Print out every line, exactly as written.

────────

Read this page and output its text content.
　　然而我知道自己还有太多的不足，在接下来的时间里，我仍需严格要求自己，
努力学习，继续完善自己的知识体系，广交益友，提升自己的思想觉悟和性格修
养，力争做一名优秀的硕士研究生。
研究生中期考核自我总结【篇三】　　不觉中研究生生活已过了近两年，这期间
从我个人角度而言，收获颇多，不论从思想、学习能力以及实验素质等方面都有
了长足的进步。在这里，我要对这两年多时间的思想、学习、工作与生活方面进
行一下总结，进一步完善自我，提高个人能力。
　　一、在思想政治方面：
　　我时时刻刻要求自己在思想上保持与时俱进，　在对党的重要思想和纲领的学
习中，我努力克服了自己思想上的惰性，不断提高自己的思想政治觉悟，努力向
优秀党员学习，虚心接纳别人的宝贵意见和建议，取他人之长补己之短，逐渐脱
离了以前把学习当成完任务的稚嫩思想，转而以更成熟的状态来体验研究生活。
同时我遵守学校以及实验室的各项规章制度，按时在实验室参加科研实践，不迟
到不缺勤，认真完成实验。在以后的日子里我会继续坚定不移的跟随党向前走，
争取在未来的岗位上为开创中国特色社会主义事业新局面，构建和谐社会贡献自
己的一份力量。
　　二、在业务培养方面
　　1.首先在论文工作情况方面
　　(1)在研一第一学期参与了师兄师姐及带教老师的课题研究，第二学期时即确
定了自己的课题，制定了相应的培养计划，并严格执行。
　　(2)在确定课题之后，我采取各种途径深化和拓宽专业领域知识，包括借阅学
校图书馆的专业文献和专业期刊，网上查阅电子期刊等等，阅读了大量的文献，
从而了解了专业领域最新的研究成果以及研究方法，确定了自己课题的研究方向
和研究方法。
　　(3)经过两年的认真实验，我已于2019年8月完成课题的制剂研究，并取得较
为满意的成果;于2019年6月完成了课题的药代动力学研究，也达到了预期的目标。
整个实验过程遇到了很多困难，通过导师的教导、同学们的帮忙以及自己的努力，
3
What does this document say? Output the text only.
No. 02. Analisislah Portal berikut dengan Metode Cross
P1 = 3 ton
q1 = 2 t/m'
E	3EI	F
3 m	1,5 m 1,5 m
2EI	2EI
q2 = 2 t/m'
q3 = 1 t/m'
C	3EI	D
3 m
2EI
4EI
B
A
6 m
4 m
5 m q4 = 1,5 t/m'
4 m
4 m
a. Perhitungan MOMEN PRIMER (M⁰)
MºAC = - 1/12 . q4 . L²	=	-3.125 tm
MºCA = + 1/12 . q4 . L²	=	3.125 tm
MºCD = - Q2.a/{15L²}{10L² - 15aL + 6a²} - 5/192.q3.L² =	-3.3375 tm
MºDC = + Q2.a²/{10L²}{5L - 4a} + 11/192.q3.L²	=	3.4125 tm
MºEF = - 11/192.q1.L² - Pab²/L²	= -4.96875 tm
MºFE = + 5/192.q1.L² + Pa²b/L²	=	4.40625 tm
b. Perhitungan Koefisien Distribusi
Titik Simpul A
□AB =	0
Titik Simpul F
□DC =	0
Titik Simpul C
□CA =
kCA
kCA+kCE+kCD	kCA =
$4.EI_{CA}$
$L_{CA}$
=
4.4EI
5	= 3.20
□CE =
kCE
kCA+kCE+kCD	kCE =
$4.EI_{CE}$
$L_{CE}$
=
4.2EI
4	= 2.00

────────

» **Expected answer**
Read this page and output its text content.
　　然而我知道自己还有太多的不足，在接下来的时间里，我仍需严格要求自己，
努力学习，继续完善自己的知识体系，广交益友，提升自己的思想觉悟和性格修
养，力争做一名优秀的硕士研究生。
研究生中期考核自我总结【篇三】　　不觉中研究生生活已过了近两年，这期间
从我个人角度而言，收获颇多，不论从思想、学习能力以及实验素质等方面都有
了长足的进步。在这里，我要对这两年多时间的思想、学习、工作与生活方面进
行一下总结，进一步完善自我，提高个人能力。
　　一、在思想政治方面：
　　我时时刻刻要求自己在思想上保持与时俱进，　在对党的重要思想和纲领的学
习中，我努力克服了自己思想上的惰性，不断提高自己的思想政治觉悟，努力向
优秀党员学习，虚心接纳别人的宝贵意见和建议，取他人之长补己之短，逐渐脱
离了以前把学习当成完任务的稚嫩思想，转而以更成熟的状态来体验研究生活。
同时我遵守学校以及实验室的各项规章制度，按时在实验室参加科研实践，不迟
到不缺勤，认真完成实验。在以后的日子里我会继续坚定不移的跟随党向前走，
争取在未来的岗位上为开创中国特色社会主义事业新局面，构建和谐社会贡献自
己的一份力量。
　　二、在业务培养方面
　　1.首先在论文工作情况方面
　　(1)在研一第一学期参与了师兄师姐及带教老师的课题研究，第二学期时即确
定了自己的课题，制定了相应的培养计划，并严格执行。
　　(2)在确定课题之后，我采取各种途径深化和拓宽专业领域知识，包括借阅学
校图书馆的专业文献和专业期刊，网上查阅电子期刊等等，阅读了大量的文献，
从而了解了专业领域最新的研究成果以及研究方法，确定了自己课题的研究方向
和研究方法。
　　(3)经过两年的认真实验，我已于2019年8月完成课题的制剂研究，并取得较
为满意的成果;于2019年6月完成了课题的药代动力学研究，也达到了预期的目标。
整个实验过程遇到了很多困难，通过导师的教导、同学们的帮忙以及自己的努力，
3
What does this document say? Output the text only.
No. 02. Analisislah Portal berikut dengan Metode Cross
P1 = 3 ton
q1 = 2 t/m'
E	3EI	F
3 m	1,5 m 1,5 m
2EI	2EI
q2 = 2 t/m'
q3 = 1 t/m'
C	3EI	D
3 m
2EI
4EI
B
A
6 m
4 m
5 m q4 = 1,5 t/m'
4 m
4 m
a. Perhitungan MOMEN PRIMER (M⁰)
MºAC = - 1/12 . q4 . L²	=	-3.125 tm
MºCA = + 1/12 . q4 . L²	=	3.125 tm
MºCD = - Q2.a/{15L²}{10L² - 15aL + 6a²} - 5/192.q3.L² =	-3.3375 tm
MºDC = + Q2.a²/{10L²}{5L - 4a} + 11/192.q3.L²	=	3.4125 tm
MºEF = - 11/192.q1.L² - Pab²/L²	= -4.96875 tm
MºFE = + 5/192.q1.L² + Pa²b/L²	=	4.40625 tm
b. Perhitungan Koefisien Distribusi
Titik Simpul A
□AB =	0
Titik Simpul F
□DC =	0
Titik Simpul C
□CA =
kCA
kCA+kCE+kCD	kCA =
$4.EI_{CA}$
$L_{CA}$
=
4.4EI
5	= 3.20
□CE =
kCE
kCA+kCE+kCD	kCE =
$4.EI_{CE}$
$L_{CE}$
=
4.2EI
4	= 2.00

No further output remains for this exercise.